==== RECORD EXCERPTS ====
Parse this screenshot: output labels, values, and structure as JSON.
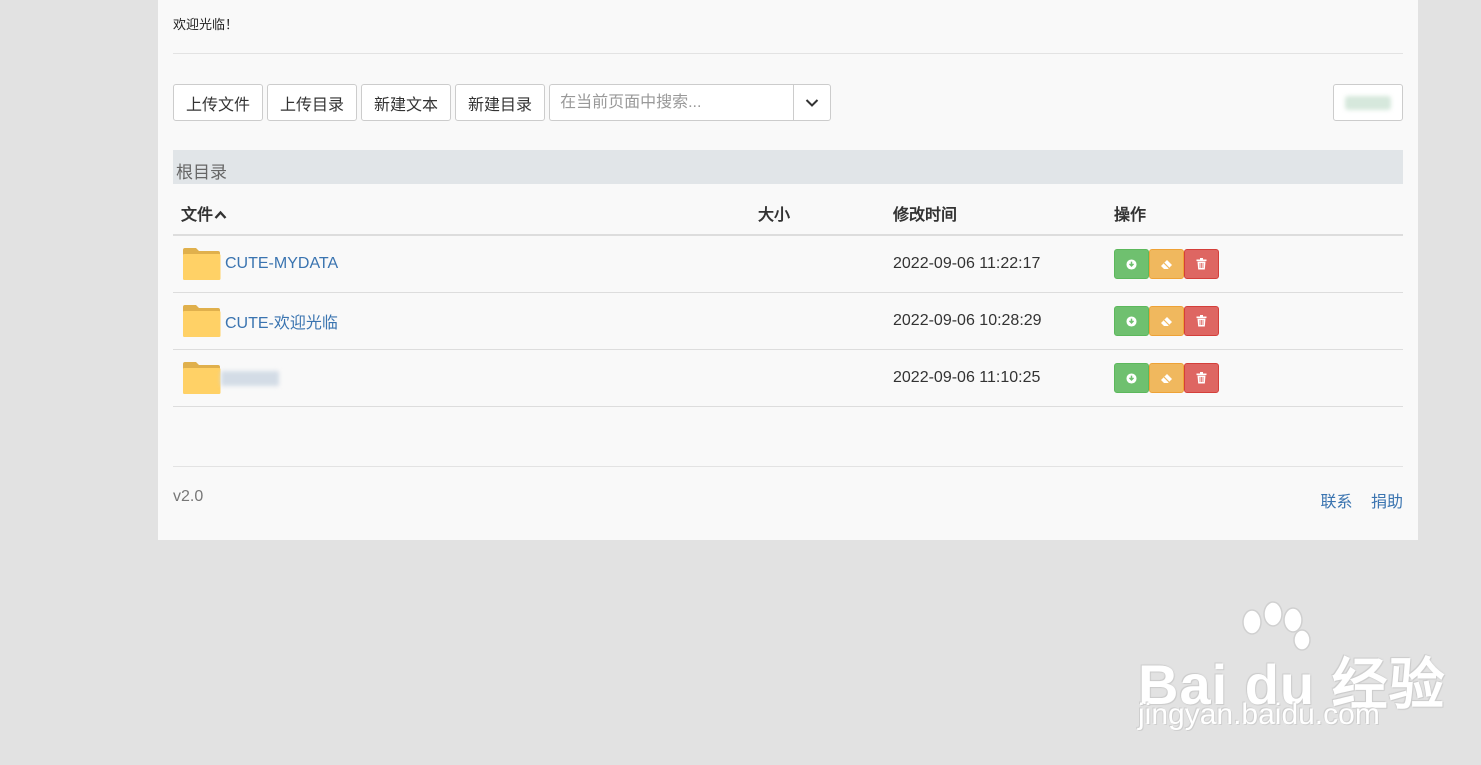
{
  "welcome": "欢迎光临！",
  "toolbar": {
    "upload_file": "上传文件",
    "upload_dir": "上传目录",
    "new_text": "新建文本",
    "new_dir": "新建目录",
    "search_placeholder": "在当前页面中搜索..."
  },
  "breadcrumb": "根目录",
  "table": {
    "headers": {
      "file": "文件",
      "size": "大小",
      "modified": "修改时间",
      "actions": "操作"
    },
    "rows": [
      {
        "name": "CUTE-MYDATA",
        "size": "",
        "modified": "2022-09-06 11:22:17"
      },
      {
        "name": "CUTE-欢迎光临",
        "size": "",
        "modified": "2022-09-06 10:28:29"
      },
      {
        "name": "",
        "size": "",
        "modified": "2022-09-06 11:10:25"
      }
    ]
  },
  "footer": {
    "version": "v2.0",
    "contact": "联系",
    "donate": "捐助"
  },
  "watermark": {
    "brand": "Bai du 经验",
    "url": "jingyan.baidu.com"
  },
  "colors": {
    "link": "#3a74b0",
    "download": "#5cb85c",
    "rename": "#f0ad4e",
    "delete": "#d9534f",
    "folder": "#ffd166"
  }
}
====
==== RECORD EXCERPTS ====
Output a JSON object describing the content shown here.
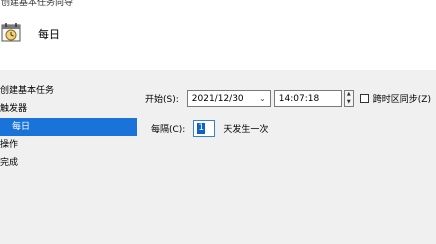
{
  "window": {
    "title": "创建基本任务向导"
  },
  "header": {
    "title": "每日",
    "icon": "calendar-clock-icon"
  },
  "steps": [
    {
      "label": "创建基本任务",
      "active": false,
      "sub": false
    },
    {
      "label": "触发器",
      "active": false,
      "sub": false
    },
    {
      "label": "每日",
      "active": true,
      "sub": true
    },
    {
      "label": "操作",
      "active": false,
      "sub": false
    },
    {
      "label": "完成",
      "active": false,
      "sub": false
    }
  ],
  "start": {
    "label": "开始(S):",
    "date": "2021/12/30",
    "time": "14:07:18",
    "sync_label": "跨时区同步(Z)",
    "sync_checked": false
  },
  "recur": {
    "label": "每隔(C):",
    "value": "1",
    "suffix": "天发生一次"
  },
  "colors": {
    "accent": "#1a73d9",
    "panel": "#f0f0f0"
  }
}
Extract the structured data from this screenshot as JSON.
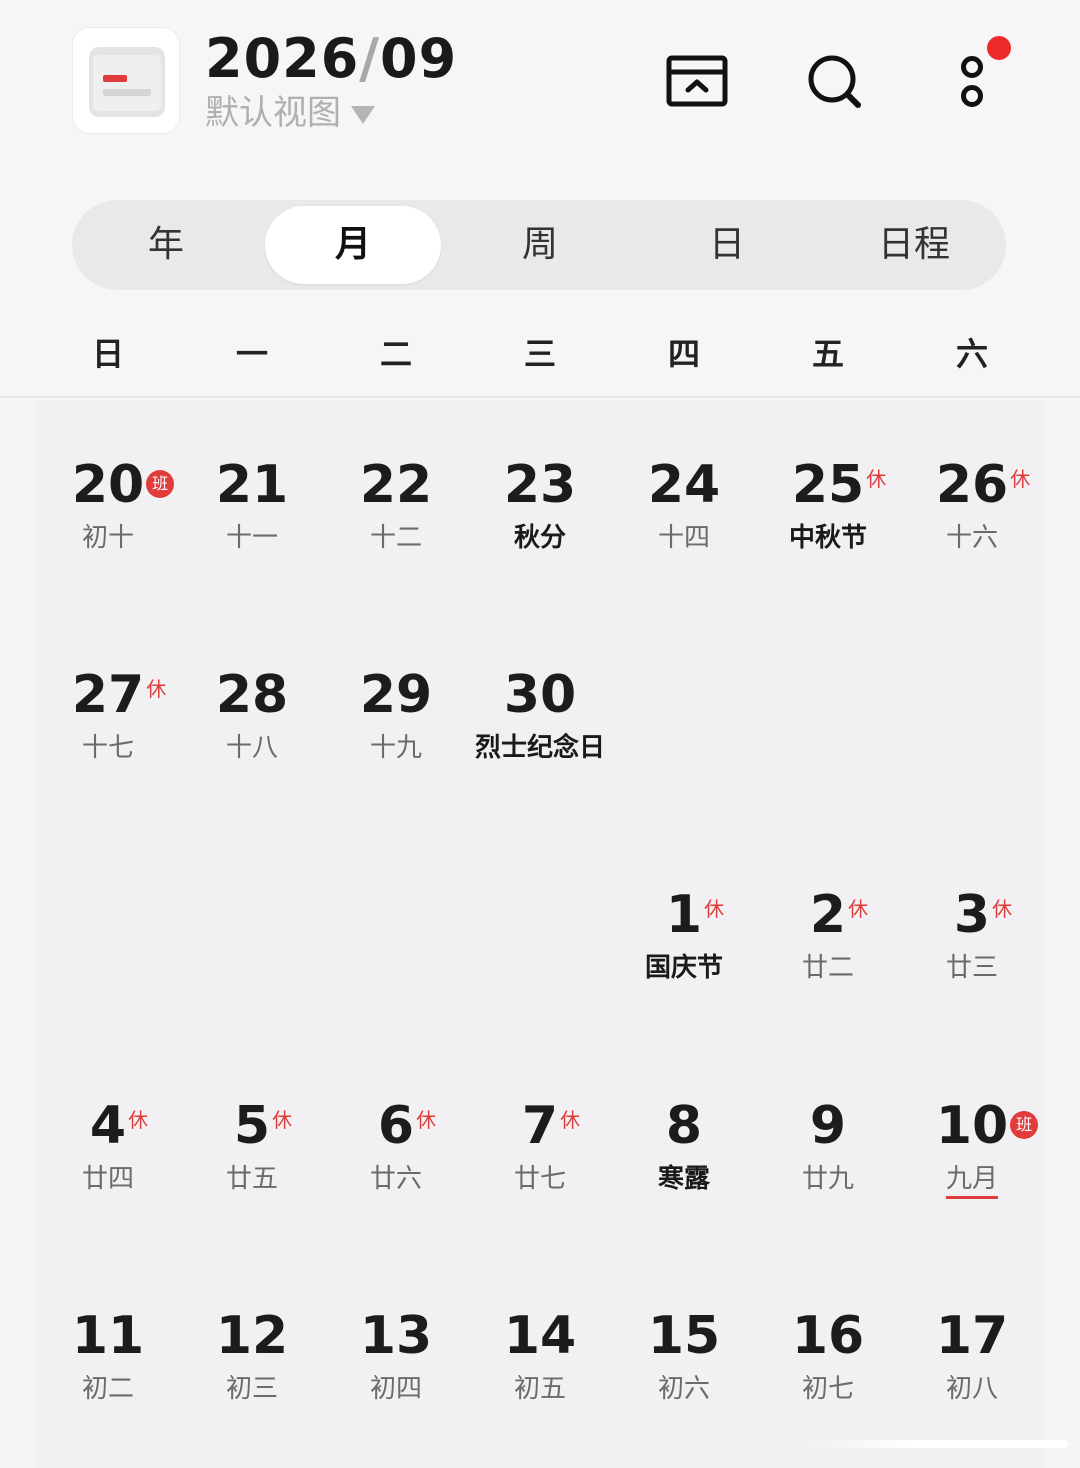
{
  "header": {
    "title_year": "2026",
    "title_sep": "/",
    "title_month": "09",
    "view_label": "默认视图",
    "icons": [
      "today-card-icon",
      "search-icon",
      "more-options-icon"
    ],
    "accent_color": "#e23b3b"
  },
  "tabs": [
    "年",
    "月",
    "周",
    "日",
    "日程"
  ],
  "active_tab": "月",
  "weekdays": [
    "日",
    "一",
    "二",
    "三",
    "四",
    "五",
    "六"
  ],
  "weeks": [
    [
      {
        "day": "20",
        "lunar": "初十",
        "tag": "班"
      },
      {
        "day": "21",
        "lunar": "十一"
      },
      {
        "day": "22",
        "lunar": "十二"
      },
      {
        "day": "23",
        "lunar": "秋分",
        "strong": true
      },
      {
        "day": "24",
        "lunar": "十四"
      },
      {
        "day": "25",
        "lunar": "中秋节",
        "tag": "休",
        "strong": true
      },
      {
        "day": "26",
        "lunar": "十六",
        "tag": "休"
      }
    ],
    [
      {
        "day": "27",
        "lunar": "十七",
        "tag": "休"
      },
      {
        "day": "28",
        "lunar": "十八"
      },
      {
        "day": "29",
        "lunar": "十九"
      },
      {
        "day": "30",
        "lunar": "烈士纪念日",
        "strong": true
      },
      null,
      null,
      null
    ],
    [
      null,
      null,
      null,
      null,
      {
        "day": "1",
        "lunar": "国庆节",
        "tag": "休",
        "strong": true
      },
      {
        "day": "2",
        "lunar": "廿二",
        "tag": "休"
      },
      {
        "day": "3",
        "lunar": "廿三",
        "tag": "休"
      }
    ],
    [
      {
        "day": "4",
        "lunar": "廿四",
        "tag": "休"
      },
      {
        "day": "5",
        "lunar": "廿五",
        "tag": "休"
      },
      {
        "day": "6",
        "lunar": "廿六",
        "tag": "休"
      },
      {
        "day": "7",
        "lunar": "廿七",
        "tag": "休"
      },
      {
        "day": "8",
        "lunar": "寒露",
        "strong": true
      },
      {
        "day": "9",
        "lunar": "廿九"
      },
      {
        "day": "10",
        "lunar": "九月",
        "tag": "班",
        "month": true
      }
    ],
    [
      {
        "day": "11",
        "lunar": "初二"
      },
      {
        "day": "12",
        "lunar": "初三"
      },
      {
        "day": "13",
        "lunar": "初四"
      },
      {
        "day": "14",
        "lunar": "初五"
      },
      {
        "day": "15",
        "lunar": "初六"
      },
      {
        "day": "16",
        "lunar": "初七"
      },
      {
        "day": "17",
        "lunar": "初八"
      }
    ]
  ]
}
====
*TO DO*
Copy out each line in the preceding records that contains "modified".

*EXPECTED OUTPUT*
      "modified": "修改时间",
        "modified": "2022-09-06 11:22:17"
        "modified": "2022-09-06 10:28:29"
        "modified": "2022-09-06 11:10:25"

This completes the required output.